空間レイアウトの項目:
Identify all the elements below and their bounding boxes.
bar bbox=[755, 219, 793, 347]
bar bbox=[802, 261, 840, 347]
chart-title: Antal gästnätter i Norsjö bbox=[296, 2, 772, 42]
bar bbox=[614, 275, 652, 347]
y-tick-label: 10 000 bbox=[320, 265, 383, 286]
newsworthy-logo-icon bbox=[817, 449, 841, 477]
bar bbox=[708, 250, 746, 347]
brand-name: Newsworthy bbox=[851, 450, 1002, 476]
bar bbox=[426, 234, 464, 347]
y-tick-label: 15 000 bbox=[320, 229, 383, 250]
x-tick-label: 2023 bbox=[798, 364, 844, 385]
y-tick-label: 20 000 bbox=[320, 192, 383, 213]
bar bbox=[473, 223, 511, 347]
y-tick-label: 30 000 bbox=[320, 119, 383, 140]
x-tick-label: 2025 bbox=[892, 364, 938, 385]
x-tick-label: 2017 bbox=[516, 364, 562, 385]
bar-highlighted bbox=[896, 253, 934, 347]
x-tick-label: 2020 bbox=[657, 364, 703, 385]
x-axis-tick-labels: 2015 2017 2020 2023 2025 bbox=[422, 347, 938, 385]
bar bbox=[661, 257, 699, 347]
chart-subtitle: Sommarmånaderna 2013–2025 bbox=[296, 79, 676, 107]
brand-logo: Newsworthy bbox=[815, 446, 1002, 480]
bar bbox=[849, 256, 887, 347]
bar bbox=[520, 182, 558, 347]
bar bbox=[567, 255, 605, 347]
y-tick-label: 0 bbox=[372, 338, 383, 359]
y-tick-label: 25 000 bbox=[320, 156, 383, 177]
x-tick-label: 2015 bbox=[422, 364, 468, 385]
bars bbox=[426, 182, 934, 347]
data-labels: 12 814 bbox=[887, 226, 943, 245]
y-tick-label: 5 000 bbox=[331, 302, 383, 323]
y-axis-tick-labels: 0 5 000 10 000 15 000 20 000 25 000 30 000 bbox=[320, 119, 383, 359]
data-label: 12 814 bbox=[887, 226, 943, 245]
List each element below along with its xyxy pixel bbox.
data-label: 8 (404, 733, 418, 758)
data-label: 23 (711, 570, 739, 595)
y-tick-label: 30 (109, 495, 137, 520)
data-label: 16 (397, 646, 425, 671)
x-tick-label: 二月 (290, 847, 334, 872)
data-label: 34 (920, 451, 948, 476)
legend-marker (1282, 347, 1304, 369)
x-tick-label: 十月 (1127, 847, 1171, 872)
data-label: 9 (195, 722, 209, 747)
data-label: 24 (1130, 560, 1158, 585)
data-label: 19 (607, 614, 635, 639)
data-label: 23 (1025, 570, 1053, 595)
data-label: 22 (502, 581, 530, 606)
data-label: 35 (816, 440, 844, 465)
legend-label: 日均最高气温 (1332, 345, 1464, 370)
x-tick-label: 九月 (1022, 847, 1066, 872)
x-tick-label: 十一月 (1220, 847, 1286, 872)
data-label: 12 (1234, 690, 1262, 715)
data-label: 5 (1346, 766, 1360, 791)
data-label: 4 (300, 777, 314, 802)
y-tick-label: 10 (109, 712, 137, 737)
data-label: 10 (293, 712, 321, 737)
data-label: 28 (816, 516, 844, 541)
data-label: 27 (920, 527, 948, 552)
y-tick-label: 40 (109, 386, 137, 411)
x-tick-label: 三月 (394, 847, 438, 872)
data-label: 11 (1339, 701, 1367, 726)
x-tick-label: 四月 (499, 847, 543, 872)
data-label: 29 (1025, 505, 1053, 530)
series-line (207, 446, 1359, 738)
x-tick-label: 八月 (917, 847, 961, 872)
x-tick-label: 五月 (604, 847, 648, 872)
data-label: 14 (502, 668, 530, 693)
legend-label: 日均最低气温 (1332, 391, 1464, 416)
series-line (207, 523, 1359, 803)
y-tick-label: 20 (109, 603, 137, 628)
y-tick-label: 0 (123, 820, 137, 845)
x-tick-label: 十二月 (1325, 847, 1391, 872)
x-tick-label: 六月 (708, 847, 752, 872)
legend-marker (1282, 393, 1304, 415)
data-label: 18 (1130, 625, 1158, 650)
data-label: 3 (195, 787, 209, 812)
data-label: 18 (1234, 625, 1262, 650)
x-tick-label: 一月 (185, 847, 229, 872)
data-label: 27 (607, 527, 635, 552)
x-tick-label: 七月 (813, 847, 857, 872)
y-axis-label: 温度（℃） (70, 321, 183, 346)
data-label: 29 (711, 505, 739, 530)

* 課題の内容 *
上の行のうち、最初の行から「x-tick-label: 2017 bbox=[516, 364, 562, 385]」を含む行までを、その行も含めてそのまま書き写してください。

* 最終結果 *
Identify all the elements below and their bounding boxes.
bar bbox=[755, 219, 793, 347]
bar bbox=[802, 261, 840, 347]
chart-title: Antal gästnätter i Norsjö bbox=[296, 2, 772, 42]
bar bbox=[614, 275, 652, 347]
y-tick-label: 10 000 bbox=[320, 265, 383, 286]
newsworthy-logo-icon bbox=[817, 449, 841, 477]
bar bbox=[708, 250, 746, 347]
brand-name: Newsworthy bbox=[851, 450, 1002, 476]
bar bbox=[426, 234, 464, 347]
y-tick-label: 15 000 bbox=[320, 229, 383, 250]
x-tick-label: 2023 bbox=[798, 364, 844, 385]
y-tick-label: 20 000 bbox=[320, 192, 383, 213]
bar bbox=[473, 223, 511, 347]
y-tick-label: 30 000 bbox=[320, 119, 383, 140]
x-tick-label: 2025 bbox=[892, 364, 938, 385]
x-tick-label: 2017 bbox=[516, 364, 562, 385]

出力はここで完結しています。